Copy out lines with the word "Aubing" from the material that follows.

━━━

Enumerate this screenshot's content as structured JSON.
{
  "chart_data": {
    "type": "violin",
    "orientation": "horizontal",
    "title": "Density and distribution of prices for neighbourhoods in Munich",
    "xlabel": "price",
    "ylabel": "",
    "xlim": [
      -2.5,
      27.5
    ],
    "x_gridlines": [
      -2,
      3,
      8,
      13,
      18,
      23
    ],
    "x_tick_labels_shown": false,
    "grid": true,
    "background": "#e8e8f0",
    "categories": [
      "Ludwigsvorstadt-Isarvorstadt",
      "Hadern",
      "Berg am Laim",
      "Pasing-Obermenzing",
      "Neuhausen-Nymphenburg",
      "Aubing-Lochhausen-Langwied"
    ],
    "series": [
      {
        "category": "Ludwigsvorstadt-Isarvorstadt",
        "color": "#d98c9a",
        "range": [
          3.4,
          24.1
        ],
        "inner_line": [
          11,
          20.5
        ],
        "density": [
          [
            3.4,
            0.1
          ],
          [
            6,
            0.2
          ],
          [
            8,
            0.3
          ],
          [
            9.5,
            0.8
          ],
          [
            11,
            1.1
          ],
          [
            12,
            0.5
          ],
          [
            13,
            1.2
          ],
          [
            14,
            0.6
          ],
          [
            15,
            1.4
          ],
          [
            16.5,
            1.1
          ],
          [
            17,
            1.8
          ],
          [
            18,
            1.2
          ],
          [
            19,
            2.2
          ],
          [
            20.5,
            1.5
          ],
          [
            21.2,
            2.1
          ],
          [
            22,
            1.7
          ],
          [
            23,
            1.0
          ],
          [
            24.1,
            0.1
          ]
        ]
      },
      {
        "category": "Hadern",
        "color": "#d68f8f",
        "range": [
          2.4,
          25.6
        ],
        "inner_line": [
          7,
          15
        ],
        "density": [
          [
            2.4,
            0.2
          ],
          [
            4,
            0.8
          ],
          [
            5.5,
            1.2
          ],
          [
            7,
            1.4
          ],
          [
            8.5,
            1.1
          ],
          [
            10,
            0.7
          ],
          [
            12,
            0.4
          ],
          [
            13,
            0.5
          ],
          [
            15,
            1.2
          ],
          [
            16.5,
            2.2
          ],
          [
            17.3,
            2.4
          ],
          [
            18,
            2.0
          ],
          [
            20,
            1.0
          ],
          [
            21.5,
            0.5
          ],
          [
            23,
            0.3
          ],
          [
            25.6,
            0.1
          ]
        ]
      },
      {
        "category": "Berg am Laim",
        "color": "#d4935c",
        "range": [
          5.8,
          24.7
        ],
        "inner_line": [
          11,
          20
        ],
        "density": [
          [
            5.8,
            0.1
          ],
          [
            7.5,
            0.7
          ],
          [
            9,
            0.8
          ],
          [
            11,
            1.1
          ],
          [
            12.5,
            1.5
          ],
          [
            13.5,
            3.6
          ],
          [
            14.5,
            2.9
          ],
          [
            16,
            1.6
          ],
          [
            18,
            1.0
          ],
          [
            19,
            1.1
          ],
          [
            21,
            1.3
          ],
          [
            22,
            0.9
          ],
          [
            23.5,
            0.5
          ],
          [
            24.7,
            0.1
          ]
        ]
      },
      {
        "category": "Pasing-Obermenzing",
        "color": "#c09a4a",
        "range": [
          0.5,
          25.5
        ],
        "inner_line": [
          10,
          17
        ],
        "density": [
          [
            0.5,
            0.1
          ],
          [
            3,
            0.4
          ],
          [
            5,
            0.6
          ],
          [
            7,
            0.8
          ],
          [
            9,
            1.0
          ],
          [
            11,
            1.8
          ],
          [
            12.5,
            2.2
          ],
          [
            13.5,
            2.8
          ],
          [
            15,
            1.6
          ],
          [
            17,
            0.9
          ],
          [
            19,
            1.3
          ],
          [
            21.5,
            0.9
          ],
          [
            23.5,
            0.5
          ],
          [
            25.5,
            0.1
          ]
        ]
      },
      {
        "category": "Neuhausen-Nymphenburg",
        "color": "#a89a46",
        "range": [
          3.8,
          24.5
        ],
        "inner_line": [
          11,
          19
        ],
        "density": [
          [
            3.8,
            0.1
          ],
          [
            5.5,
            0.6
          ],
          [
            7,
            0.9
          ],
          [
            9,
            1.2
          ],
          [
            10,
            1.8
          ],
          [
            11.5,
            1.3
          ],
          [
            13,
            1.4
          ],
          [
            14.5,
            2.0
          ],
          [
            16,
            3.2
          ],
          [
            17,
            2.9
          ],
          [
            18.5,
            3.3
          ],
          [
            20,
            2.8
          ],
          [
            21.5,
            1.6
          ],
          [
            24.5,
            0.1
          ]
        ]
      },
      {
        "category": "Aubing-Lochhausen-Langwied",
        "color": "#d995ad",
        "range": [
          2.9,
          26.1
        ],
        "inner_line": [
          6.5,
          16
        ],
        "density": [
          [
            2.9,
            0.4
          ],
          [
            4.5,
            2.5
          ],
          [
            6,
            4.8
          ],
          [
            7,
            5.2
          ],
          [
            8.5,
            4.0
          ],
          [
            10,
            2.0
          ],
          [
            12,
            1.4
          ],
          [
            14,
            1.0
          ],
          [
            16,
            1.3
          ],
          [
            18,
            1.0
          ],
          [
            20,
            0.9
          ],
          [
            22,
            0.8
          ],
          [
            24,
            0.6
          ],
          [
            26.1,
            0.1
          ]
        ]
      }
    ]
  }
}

━━━

▶ [Output]
      "Aubing-Lochhausen-Langwied"
        "category": "Aubing-Lochhausen-Langwied",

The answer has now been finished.